══ ЦИТИРУЕМЫЙ ОТРЫВОК

Но стерев эту язву — только дали неуклонный ход дальнейшему разрушению. Убийство, как действие предметное, было замечено куда шире того круга, который считался общественным мнением, — среди рабочих, солдат и даже крестьян. А участие в убийстве двух членов династии толкало на вывод, что слухи о Распутине и царице верны, что вот даже великие князья вынуждены мстить за честь Государя. А безнаказанность убийц была очень замечена и обернулась тёмным истолкованием: либо о полной правоте убийц, либо что наверху правды не сыщешь, и вот государевы родственники убили единственного мужика, какому удалось туда пробраться. Так убийство Распутина оказалось не жестом, охраняющим монархию, но первым выстрелом революции, первым реальным шагом революции — наряду с земгоровскими съездами в тех же днях декабря. Распутина не стало, а недовольство брызжело — и значит на кого теперь, если не на царя?

А ещё было то, как будто не крупное, последствие убийства, что Верховный Главнокомандующий российскими имперскими силами покинул Действующую Армию на девять недель. (Так сбылось и расчётливое предсказание тобольского чудотворца, что без него династия погибнет: от смерти его и до этой гибели только и протянулись десять недель.)

════
══ ИЗВЛЕЧЁННЫЕ ДАННЫЕ

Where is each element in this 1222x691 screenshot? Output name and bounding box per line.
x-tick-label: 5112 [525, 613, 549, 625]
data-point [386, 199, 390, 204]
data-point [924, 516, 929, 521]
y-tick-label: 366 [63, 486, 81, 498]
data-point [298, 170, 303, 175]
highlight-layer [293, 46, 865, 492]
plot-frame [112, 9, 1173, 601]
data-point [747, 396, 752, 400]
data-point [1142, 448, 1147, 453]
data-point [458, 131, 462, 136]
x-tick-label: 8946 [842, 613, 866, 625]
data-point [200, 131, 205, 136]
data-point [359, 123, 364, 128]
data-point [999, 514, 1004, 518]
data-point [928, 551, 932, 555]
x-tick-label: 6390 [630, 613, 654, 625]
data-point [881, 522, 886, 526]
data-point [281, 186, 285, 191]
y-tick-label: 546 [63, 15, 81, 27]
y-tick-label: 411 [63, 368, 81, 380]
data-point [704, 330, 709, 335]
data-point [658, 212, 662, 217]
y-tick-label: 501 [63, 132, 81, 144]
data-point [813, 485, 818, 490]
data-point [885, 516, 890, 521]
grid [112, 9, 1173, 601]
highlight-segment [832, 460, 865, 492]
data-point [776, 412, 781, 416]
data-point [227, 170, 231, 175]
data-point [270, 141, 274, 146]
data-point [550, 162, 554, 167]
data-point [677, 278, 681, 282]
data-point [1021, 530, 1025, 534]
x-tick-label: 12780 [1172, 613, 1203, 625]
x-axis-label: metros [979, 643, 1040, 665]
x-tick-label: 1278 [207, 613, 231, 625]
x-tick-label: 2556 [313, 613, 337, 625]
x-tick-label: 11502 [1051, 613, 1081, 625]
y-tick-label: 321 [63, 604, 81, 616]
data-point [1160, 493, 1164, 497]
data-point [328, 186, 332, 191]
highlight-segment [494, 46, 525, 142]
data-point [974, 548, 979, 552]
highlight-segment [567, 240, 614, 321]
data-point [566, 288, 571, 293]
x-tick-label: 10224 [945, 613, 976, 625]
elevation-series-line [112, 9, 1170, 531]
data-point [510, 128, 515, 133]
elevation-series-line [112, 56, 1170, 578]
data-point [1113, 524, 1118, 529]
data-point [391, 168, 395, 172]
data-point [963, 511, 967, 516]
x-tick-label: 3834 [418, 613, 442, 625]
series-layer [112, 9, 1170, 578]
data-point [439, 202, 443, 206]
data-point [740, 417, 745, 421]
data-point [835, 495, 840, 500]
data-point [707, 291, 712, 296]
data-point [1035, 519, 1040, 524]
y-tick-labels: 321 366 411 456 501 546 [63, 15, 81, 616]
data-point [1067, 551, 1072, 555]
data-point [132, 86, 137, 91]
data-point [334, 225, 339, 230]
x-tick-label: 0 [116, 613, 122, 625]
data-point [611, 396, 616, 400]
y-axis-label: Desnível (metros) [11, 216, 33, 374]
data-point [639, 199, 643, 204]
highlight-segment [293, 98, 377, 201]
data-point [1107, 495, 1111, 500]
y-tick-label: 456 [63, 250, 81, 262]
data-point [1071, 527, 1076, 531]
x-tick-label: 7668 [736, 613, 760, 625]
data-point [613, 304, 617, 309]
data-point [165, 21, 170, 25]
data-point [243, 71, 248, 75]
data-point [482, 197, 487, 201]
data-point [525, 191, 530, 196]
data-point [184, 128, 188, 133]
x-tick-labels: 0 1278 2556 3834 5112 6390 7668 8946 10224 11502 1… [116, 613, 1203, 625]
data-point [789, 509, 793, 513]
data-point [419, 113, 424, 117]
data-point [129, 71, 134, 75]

════

Воспроизведите отрывок от «А ещё было то, как» до «протянулись десять недель.)», заменив «девять недель» на «два месяца». Данные получены из другого источника.

▶ РЕЗУЛЬТАТ:
А ещё было то, как будто не крупное, последствие убийства, что Верховный Главнокомандующий российскими имперскими силами покинул Действующую Армию на два месяца. (Так сбылось и расчётливое предсказание тобольского чудотворца, что без него династия погибнет: от смерти его и до этой гибели только и протянулись десять недель.)